Pull out every line below containing the word "that".

[start of Records for the task]

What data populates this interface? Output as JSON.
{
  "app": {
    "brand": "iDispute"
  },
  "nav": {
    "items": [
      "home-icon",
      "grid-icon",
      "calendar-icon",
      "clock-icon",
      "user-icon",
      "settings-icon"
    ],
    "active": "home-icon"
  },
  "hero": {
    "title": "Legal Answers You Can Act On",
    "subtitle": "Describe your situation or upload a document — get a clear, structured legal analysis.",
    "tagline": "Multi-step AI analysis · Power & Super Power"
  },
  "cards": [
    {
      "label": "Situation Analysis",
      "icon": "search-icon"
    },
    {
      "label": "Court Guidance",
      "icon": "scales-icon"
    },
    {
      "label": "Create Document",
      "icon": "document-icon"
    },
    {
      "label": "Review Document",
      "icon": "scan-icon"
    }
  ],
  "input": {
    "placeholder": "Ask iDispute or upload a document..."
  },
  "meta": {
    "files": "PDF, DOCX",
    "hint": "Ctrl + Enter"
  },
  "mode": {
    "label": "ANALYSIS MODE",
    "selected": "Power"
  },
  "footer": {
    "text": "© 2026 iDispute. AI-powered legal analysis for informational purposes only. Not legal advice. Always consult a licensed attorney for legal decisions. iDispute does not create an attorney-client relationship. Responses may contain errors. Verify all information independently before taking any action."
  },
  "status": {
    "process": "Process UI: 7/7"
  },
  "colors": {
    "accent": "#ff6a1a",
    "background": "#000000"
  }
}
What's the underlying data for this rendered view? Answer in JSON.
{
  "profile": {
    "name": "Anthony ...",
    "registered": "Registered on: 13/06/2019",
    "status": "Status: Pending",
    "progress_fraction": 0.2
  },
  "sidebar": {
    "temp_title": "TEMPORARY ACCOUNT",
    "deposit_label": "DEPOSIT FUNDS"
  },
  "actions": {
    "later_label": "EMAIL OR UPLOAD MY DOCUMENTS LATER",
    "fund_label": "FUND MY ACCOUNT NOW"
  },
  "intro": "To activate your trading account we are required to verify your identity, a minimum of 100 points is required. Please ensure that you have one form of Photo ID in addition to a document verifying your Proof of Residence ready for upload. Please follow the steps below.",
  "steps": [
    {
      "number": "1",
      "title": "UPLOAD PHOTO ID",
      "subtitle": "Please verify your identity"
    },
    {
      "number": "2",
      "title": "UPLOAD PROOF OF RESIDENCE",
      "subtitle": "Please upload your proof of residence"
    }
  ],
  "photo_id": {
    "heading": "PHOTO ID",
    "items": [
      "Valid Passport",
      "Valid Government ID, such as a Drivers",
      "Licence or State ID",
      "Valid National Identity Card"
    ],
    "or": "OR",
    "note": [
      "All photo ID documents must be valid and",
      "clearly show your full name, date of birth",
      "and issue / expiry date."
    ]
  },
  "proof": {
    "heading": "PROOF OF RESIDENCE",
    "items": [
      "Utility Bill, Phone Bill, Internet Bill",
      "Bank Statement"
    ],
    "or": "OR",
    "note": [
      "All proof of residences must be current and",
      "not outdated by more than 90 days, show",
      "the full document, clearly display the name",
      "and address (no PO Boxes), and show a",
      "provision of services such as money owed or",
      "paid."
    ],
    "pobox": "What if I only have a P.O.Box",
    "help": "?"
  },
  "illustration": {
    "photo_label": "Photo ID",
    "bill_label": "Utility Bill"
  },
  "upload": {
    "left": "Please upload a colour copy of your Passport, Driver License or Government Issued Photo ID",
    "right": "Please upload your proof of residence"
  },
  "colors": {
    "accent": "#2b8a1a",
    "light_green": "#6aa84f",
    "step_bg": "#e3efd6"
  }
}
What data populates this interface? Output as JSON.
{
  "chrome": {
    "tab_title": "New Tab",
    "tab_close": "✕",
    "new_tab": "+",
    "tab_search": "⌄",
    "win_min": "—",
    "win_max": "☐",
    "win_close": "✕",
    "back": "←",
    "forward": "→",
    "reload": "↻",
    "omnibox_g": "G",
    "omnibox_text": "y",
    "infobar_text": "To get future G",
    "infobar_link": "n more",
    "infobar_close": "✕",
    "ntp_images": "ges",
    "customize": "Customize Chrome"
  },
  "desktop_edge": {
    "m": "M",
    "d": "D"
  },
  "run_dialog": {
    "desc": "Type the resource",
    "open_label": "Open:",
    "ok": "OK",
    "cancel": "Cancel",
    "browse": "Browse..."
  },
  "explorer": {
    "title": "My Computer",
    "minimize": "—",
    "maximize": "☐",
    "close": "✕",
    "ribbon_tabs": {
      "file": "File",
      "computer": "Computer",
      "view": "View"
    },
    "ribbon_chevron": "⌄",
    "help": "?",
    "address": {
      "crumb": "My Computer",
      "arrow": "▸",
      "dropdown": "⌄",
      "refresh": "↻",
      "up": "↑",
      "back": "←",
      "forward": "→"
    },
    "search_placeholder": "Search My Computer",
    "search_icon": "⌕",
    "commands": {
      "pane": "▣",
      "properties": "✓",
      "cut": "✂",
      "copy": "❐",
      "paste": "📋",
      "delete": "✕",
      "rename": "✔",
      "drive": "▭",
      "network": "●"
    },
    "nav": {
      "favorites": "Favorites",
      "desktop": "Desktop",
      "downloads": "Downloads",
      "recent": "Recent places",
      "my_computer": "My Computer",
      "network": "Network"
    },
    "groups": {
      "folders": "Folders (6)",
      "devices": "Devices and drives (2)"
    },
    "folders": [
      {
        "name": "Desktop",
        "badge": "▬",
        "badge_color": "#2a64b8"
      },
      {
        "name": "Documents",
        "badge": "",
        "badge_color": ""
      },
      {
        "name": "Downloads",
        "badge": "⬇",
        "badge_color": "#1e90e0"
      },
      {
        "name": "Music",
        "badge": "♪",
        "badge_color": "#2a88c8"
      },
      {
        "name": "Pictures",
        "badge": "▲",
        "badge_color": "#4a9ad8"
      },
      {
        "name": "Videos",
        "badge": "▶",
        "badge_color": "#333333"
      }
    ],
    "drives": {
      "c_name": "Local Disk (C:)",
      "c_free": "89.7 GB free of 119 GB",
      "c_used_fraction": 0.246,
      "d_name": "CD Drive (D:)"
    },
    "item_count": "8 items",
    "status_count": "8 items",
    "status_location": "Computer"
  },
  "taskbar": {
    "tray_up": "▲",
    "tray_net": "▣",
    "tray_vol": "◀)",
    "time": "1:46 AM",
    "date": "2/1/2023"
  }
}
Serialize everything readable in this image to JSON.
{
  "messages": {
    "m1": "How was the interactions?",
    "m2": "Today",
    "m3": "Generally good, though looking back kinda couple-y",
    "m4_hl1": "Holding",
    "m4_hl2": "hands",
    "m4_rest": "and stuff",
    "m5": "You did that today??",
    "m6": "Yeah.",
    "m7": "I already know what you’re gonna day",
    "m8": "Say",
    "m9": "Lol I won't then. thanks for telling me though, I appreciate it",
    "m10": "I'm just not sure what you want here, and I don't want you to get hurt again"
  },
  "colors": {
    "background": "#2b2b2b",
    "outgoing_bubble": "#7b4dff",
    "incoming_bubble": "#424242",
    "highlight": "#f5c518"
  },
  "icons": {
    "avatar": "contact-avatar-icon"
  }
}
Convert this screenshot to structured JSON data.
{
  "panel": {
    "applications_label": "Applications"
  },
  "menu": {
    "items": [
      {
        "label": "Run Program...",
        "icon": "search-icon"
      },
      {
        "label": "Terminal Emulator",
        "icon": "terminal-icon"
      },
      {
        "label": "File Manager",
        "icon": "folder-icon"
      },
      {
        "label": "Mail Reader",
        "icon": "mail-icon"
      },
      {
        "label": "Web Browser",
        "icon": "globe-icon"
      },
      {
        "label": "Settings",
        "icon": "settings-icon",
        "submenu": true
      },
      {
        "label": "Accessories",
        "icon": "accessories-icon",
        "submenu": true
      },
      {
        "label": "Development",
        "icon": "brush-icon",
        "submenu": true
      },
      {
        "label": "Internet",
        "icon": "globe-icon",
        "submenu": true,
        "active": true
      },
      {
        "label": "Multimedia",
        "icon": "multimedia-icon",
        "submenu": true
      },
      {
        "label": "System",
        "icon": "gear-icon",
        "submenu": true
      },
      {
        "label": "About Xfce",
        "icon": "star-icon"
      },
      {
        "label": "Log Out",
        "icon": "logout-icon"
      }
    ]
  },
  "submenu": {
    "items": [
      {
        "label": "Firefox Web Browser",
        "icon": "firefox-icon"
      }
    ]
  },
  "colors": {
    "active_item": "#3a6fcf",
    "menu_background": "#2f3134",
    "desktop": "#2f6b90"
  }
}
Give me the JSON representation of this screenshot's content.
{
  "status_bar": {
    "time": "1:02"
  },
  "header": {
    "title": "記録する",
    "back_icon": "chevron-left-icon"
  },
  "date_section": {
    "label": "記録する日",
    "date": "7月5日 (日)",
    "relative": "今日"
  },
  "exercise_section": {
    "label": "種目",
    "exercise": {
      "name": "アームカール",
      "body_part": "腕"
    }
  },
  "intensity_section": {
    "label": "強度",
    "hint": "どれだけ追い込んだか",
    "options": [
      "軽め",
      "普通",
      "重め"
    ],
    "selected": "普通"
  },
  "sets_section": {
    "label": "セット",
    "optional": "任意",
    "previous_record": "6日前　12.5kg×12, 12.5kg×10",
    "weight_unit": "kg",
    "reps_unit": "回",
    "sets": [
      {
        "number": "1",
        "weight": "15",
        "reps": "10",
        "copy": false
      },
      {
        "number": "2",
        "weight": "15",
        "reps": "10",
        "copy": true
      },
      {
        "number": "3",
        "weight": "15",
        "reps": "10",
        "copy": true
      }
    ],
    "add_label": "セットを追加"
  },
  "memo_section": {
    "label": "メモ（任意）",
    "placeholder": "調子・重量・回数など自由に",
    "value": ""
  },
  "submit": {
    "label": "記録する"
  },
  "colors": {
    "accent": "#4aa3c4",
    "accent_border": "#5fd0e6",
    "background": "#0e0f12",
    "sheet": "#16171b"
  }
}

[end of Records for the task]

#### Correct output
  "intro": "To activate your trading account we are required to verify your identity, a minimum of 100 points is required. Please ensure that you have one form of Photo ID in addition to a document verifying your Proof of Residence ready for upload. Please follow the steps below.",
    "m5": "You did that today??",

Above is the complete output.